WRITTEN PROBLEM
How many lines in the records below contain the word "true"? Give only the number.

"""

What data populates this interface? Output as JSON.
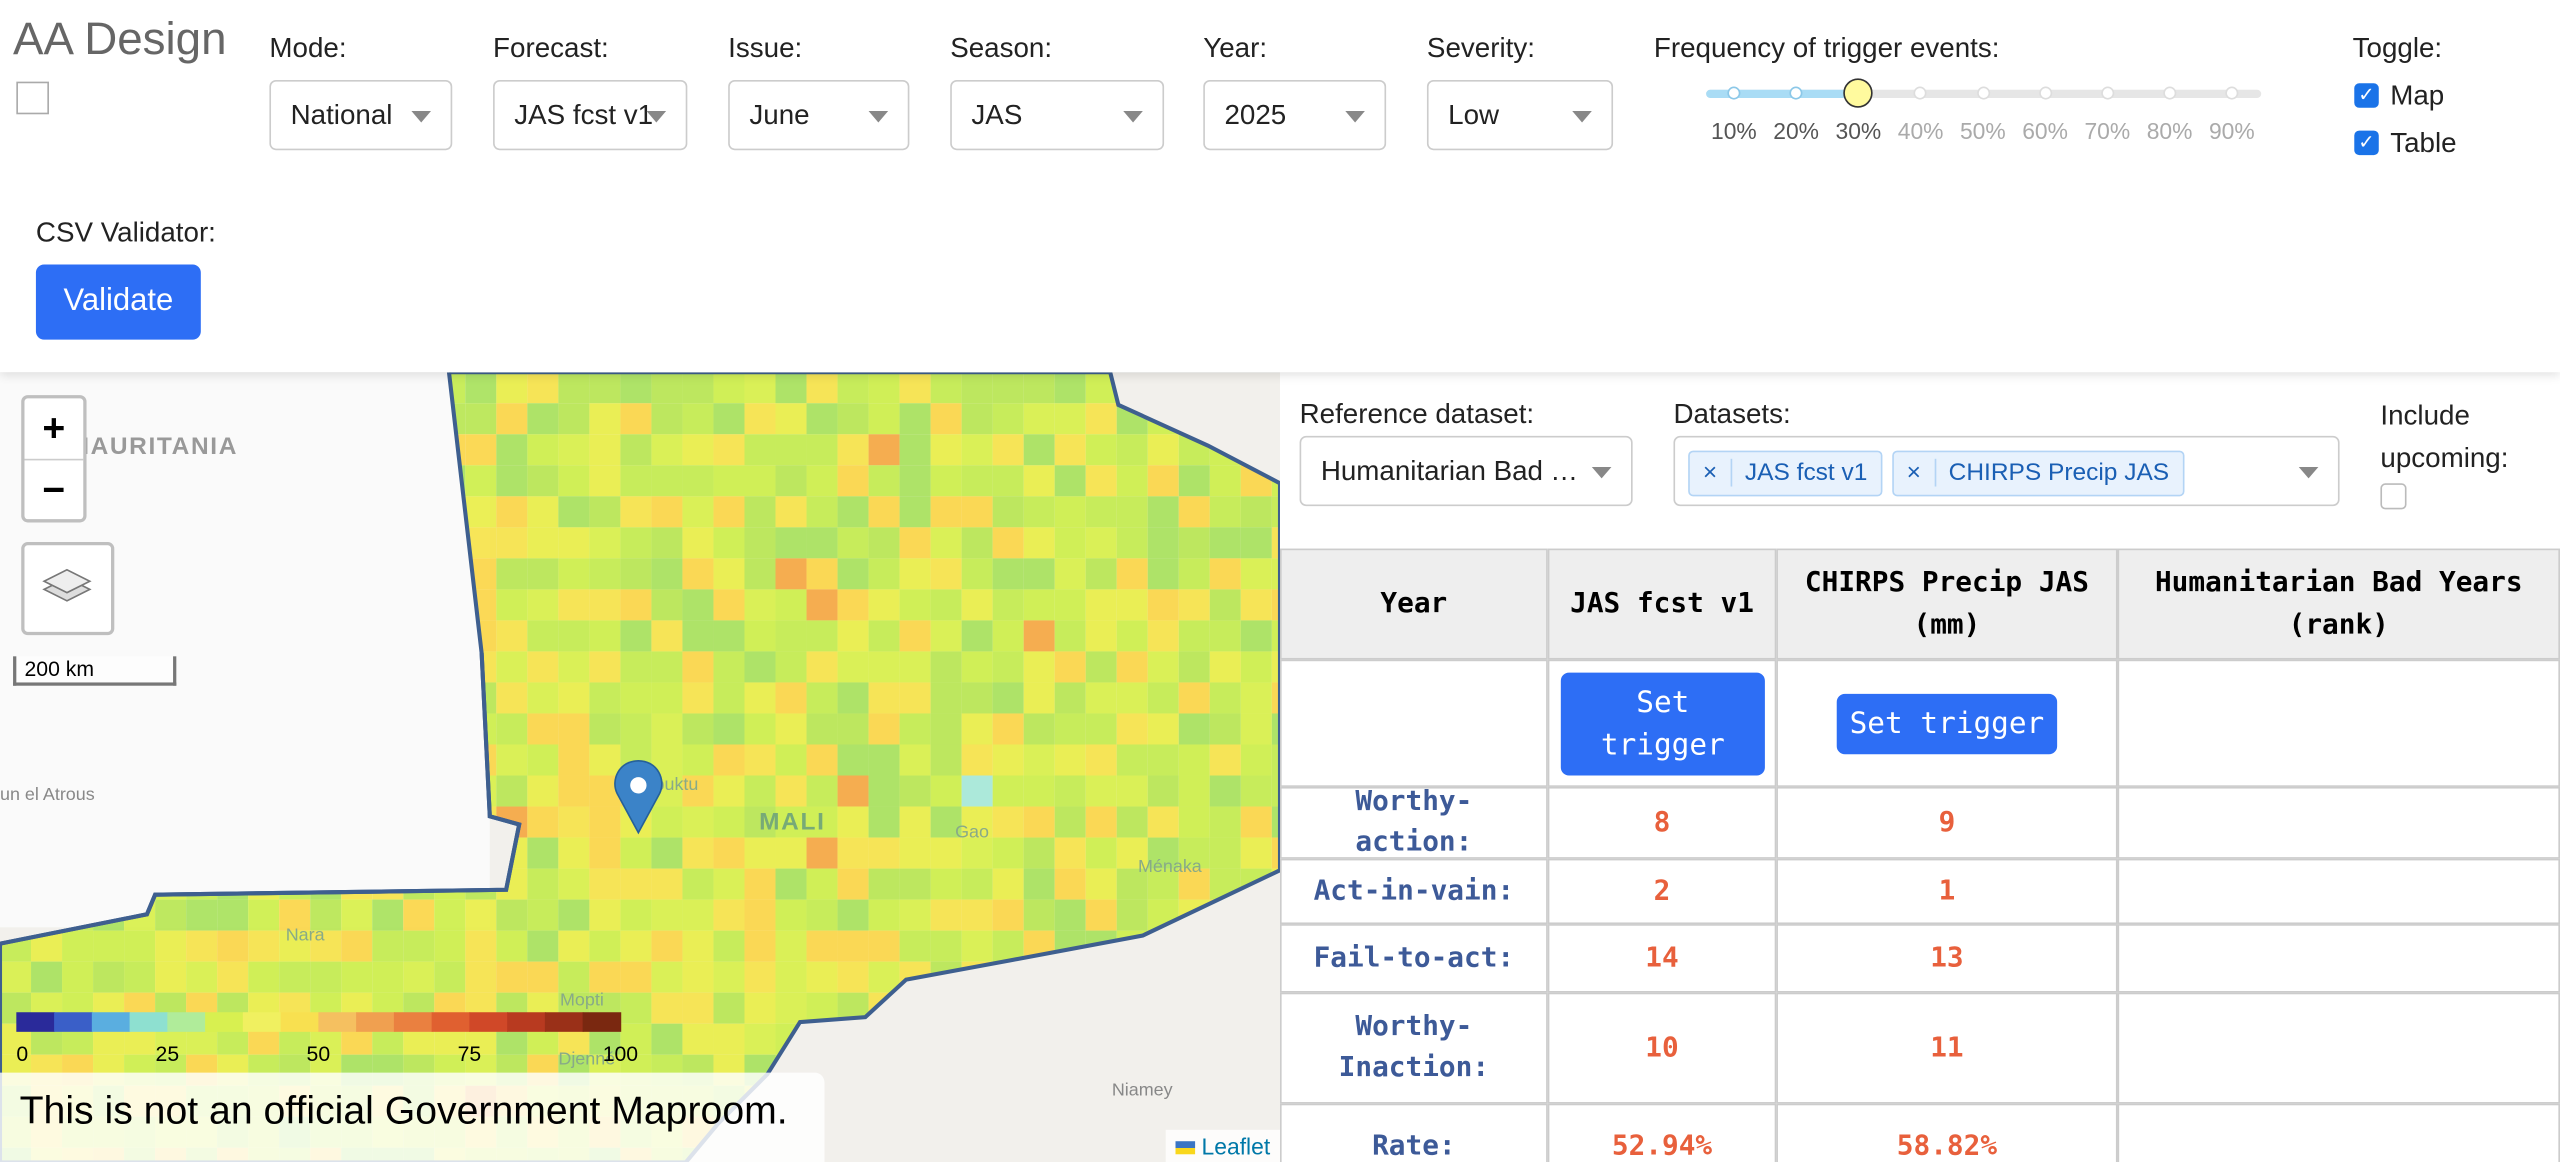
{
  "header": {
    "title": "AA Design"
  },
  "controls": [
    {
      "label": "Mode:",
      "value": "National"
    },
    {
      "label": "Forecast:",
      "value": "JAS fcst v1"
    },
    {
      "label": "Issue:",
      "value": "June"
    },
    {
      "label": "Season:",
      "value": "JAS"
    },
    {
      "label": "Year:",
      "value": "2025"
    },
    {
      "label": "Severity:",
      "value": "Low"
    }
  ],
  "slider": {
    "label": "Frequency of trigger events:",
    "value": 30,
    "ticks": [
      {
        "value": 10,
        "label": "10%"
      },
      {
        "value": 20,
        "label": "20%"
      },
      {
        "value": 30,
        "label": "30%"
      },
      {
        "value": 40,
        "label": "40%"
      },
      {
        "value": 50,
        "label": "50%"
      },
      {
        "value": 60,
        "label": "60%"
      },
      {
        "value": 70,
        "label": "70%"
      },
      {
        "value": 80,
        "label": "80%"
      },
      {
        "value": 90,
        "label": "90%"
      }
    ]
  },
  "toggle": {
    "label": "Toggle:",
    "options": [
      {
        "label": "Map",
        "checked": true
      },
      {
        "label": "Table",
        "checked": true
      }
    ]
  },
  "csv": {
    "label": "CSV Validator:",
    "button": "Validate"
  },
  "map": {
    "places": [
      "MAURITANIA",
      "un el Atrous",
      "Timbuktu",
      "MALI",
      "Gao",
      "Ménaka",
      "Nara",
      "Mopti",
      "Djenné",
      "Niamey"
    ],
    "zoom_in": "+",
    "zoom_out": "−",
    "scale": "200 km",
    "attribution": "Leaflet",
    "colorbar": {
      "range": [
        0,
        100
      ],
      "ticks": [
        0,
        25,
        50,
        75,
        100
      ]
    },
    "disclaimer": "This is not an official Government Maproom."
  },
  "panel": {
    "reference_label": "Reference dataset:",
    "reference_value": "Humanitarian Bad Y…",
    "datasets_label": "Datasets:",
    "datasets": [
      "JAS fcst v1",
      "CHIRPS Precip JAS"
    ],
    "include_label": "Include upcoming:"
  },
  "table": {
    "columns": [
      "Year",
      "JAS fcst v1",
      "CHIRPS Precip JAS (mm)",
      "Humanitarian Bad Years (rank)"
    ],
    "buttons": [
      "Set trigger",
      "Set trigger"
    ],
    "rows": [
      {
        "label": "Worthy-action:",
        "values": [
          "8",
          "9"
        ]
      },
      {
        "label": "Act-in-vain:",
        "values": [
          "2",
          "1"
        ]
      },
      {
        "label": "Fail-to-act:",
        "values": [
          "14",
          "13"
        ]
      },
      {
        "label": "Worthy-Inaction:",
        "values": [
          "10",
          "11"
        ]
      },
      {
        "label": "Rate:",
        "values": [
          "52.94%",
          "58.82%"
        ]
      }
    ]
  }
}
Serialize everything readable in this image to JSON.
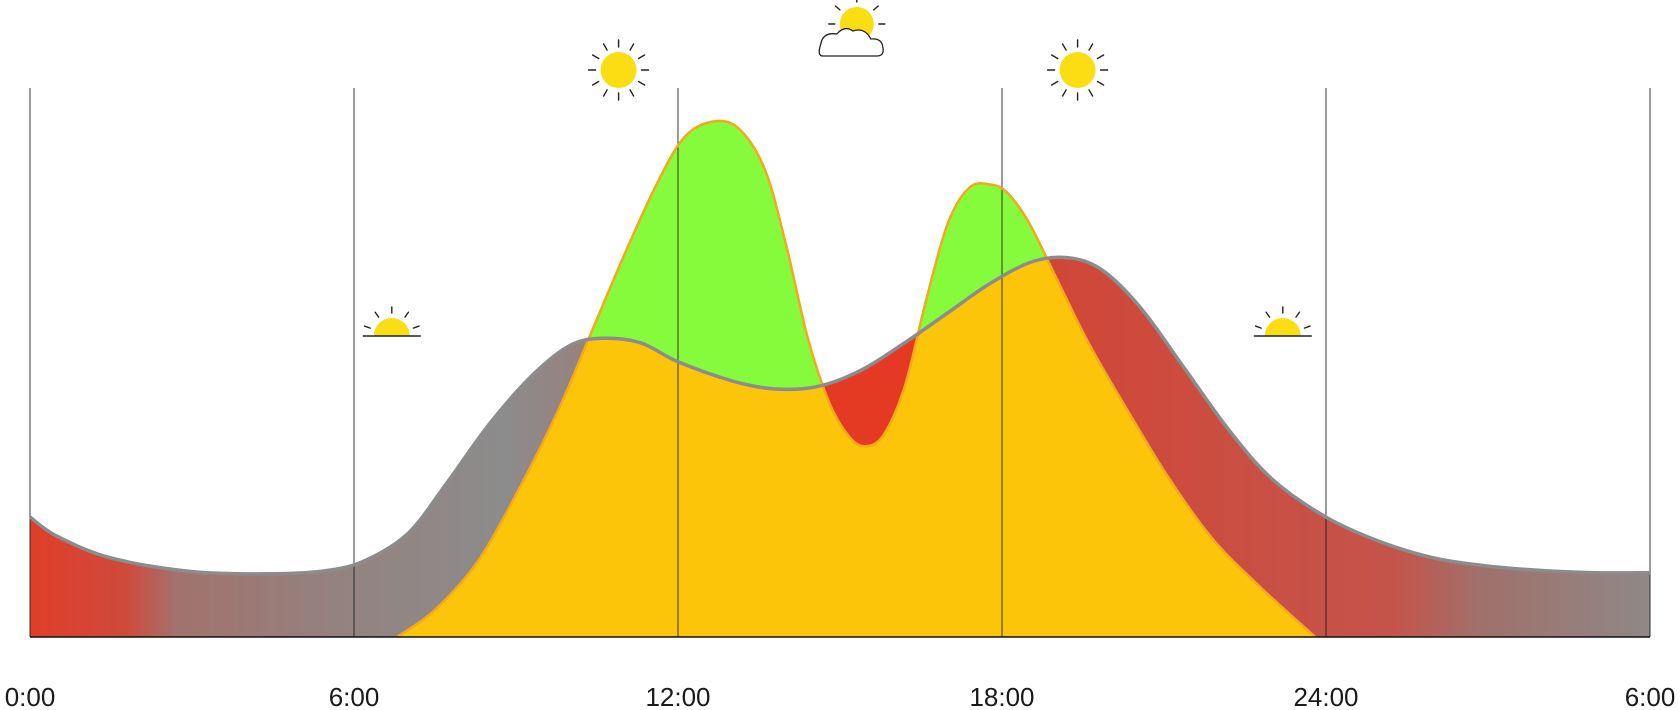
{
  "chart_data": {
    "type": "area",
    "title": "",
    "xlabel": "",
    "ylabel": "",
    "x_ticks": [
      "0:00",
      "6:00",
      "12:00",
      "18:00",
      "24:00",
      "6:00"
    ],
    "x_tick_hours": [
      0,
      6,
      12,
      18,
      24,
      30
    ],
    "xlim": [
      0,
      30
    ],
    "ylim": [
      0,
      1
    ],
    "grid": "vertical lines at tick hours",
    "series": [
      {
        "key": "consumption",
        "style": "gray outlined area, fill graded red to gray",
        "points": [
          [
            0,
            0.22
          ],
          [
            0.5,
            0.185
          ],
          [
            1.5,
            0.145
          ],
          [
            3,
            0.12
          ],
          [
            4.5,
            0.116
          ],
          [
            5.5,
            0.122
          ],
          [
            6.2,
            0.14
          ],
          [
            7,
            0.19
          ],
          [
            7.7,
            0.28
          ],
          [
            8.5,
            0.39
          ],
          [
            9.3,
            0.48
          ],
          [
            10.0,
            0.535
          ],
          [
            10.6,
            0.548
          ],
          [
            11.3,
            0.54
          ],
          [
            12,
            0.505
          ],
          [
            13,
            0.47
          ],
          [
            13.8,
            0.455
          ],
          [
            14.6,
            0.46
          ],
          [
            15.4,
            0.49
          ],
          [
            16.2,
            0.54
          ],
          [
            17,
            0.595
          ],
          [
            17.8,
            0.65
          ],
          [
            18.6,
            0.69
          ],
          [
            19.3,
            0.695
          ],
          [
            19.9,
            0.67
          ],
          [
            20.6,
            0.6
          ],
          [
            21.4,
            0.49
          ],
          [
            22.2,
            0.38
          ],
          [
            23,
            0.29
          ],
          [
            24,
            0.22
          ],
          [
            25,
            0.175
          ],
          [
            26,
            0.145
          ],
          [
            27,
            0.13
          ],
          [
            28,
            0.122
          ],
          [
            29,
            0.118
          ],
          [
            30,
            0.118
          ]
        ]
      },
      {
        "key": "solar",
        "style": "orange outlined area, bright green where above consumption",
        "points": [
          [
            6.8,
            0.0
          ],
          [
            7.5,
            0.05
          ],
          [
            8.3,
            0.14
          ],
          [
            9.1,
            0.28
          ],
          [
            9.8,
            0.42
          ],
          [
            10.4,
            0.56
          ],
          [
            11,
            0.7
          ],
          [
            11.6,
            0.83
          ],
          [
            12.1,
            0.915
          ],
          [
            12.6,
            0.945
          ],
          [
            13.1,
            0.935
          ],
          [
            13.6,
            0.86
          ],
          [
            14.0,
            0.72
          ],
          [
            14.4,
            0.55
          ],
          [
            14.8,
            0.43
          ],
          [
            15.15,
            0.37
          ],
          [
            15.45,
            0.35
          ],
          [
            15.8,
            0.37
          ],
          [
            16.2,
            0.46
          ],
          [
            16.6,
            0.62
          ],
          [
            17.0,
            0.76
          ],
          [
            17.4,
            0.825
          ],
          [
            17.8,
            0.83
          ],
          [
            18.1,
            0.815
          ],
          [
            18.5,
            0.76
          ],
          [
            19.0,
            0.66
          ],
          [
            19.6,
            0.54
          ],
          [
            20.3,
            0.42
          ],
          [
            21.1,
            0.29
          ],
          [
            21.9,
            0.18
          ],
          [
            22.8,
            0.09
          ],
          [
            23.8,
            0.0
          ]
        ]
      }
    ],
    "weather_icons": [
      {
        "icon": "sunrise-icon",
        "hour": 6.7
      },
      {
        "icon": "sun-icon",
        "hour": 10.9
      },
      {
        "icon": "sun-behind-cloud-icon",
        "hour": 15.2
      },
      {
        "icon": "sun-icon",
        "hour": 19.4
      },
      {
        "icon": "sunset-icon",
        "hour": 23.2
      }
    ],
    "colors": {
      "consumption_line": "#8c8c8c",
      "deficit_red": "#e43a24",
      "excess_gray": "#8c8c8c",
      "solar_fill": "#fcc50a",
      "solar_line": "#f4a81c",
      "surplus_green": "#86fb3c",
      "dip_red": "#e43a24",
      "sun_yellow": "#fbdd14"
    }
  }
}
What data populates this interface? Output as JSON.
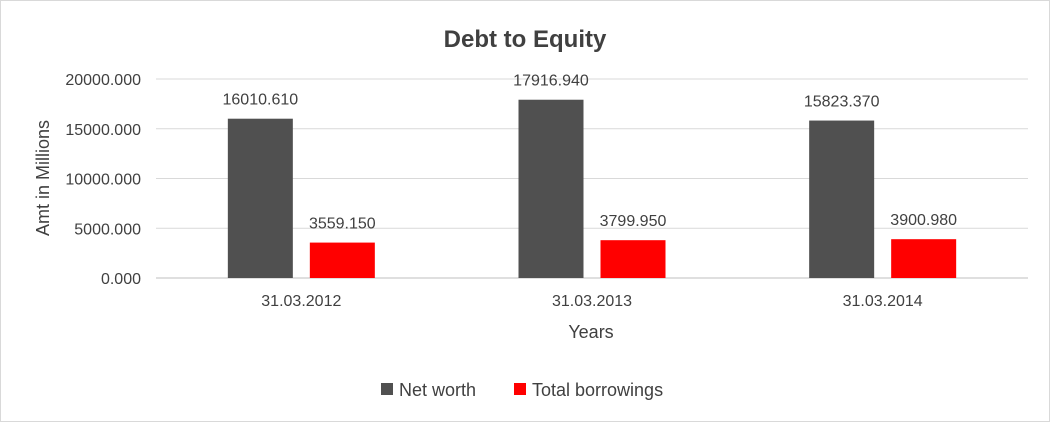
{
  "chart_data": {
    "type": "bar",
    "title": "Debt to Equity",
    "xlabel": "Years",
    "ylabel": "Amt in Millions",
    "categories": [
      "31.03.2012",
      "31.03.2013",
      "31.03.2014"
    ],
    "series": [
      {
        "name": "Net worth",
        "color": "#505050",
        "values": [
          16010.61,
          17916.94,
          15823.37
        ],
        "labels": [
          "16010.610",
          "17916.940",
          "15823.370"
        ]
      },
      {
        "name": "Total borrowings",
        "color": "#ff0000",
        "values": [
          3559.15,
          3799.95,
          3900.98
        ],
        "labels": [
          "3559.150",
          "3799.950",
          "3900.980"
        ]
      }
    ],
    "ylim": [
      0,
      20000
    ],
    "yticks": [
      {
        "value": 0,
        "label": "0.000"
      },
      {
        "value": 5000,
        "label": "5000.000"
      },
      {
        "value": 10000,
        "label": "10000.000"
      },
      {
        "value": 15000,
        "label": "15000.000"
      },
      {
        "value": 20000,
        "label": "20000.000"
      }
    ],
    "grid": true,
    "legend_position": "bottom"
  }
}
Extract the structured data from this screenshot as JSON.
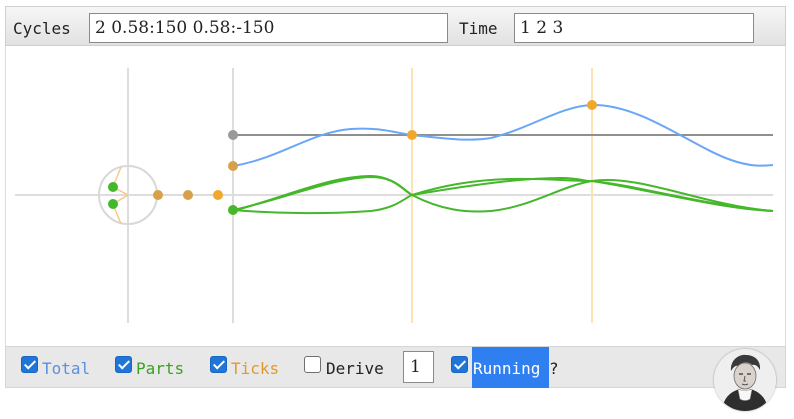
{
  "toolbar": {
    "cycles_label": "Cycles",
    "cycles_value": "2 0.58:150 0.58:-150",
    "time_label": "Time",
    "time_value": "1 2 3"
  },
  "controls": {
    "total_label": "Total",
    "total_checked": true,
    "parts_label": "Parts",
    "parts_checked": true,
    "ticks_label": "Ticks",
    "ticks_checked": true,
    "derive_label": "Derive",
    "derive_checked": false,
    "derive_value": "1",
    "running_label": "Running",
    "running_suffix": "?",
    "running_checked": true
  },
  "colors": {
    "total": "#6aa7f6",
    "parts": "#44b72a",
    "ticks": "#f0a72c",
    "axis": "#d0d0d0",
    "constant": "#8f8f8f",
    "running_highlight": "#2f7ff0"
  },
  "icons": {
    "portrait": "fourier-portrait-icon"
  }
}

"""

COMPLETED TASK
7